» Short task:
Find the lines below that contain the string "between". Copy each one.

Records that describe figures
◇ ◇ ◇ ◇ ◇ ◇ ◇

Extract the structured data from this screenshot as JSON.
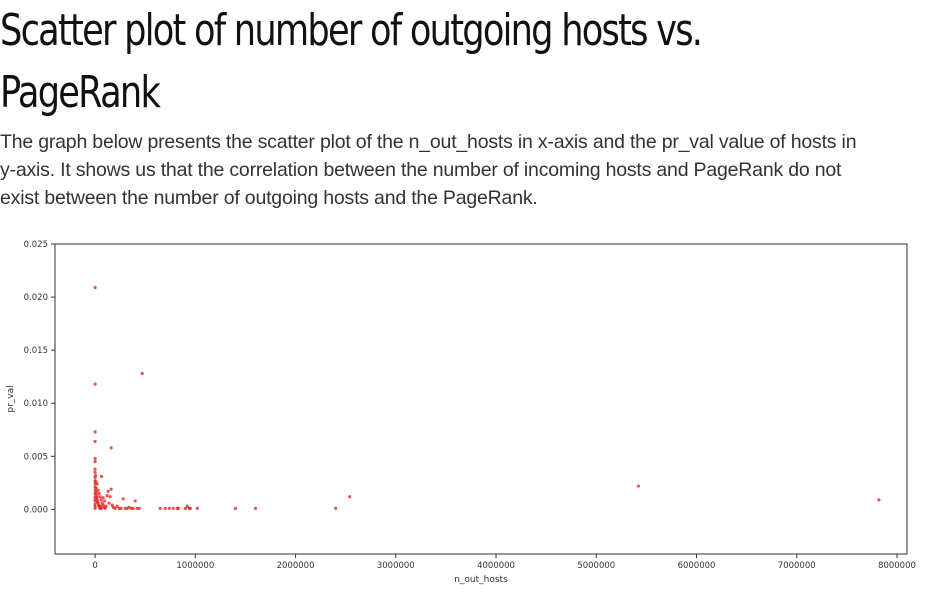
{
  "section": {
    "title_lines": [
      "Scatter plot of number of outgoing hosts vs.",
      "PageRank"
    ],
    "paragraph_lines": [
      "The graph below presents the scatter plot of the n_out_hosts  in x-axis and the pr_val value of hosts in",
      "y-axis. It shows us that the correlation between the number of incoming hosts and PageRank do not",
      "exist between the number of outgoing hosts and the PageRank."
    ]
  },
  "chart_data": {
    "type": "scatter",
    "title": "",
    "xlabel": "n_out_hosts",
    "ylabel": "pr_val",
    "xlim": [
      -400000,
      8100000
    ],
    "ylim": [
      -0.0042,
      0.025
    ],
    "x_ticks": [
      0,
      1000000,
      2000000,
      3000000,
      4000000,
      5000000,
      6000000,
      7000000,
      8000000
    ],
    "x_tick_labels": [
      "0",
      "1000000",
      "2000000",
      "3000000",
      "4000000",
      "5000000",
      "6000000",
      "7000000",
      "8000000"
    ],
    "y_ticks": [
      0.0,
      0.005,
      0.01,
      0.015,
      0.02,
      0.025
    ],
    "y_tick_labels": [
      "0.000",
      "0.005",
      "0.010",
      "0.015",
      "0.020",
      "0.025"
    ],
    "grid": false,
    "legend": "none",
    "marker_color": "#e8191b",
    "series": [
      {
        "points": [
          [
            0,
            0.0209
          ],
          [
            0,
            0.0118
          ],
          [
            0,
            0.0073
          ],
          [
            0,
            0.0064
          ],
          [
            0,
            0.0048
          ],
          [
            0,
            0.0045
          ],
          [
            0,
            0.0038
          ],
          [
            0,
            0.0035
          ],
          [
            0,
            0.003
          ],
          [
            0,
            0.0027
          ],
          [
            0,
            0.0024
          ],
          [
            0,
            0.0021
          ],
          [
            0,
            0.0018
          ],
          [
            0,
            0.0015
          ],
          [
            0,
            0.0012
          ],
          [
            0,
            0.001
          ],
          [
            0,
            0.0008
          ],
          [
            0,
            0.0005
          ],
          [
            0,
            0.0003
          ],
          [
            0,
            0.0001
          ],
          [
            5000,
            0.0032
          ],
          [
            8000,
            0.0026
          ],
          [
            10000,
            0.002
          ],
          [
            12000,
            0.0016
          ],
          [
            15000,
            0.0013
          ],
          [
            18000,
            0.0011
          ],
          [
            20000,
            0.0009
          ],
          [
            25000,
            0.0007
          ],
          [
            30000,
            0.0006
          ],
          [
            35000,
            0.0004
          ],
          [
            40000,
            0.0003
          ],
          [
            45000,
            0.0002
          ],
          [
            50000,
            0.0001
          ],
          [
            55000,
            0.0003
          ],
          [
            60000,
            0.0001
          ],
          [
            20000,
            0.0024
          ],
          [
            30000,
            0.0018
          ],
          [
            40000,
            0.0015
          ],
          [
            50000,
            0.0012
          ],
          [
            60000,
            0.0009
          ],
          [
            70000,
            0.0006
          ],
          [
            80000,
            0.0004
          ],
          [
            90000,
            0.0002
          ],
          [
            100000,
            0.0001
          ],
          [
            110000,
            0.0003
          ],
          [
            65000,
            0.0031
          ],
          [
            80000,
            0.0011
          ],
          [
            95000,
            0.0008
          ],
          [
            120000,
            0.0013
          ],
          [
            130000,
            0.0017
          ],
          [
            140000,
            0.0006
          ],
          [
            150000,
            0.0012
          ],
          [
            160000,
            0.0019
          ],
          [
            170000,
            0.0004
          ],
          [
            180000,
            0.0002
          ],
          [
            200000,
            0.0001
          ],
          [
            220000,
            0.0003
          ],
          [
            240000,
            0.0001
          ],
          [
            260000,
            0.0001
          ],
          [
            280000,
            0.001
          ],
          [
            300000,
            0.0001
          ],
          [
            320000,
            0.0001
          ],
          [
            340000,
            0.0002
          ],
          [
            360000,
            0.0001
          ],
          [
            380000,
            0.0001
          ],
          [
            400000,
            0.0008
          ],
          [
            420000,
            0.0001
          ],
          [
            440000,
            0.0001
          ],
          [
            160000,
            0.0058
          ],
          [
            470000,
            0.0128
          ],
          [
            650000,
            0.0001
          ],
          [
            700000,
            0.0001
          ],
          [
            740000,
            0.0001
          ],
          [
            780000,
            0.0001
          ],
          [
            820000,
            0.0001
          ],
          [
            830000,
            0.0001
          ],
          [
            900000,
            0.0001
          ],
          [
            920000,
            0.0003
          ],
          [
            940000,
            0.0001
          ],
          [
            950000,
            0.0001
          ],
          [
            1020000,
            0.0001
          ],
          [
            1400000,
            0.0001
          ],
          [
            1600000,
            0.0001
          ],
          [
            2400000,
            0.0001
          ],
          [
            2540000,
            0.0012
          ],
          [
            5420000,
            0.0022
          ],
          [
            7820000,
            0.0009
          ]
        ]
      }
    ]
  }
}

◇ ◇ ◇ ◇ ◇ ◇ ◇

» Exercise response:
      "y-axis. It shows us that the correlation between the number of incoming hosts and PageRank do not",
      "exist between the number of outgoing hosts and the PageRank."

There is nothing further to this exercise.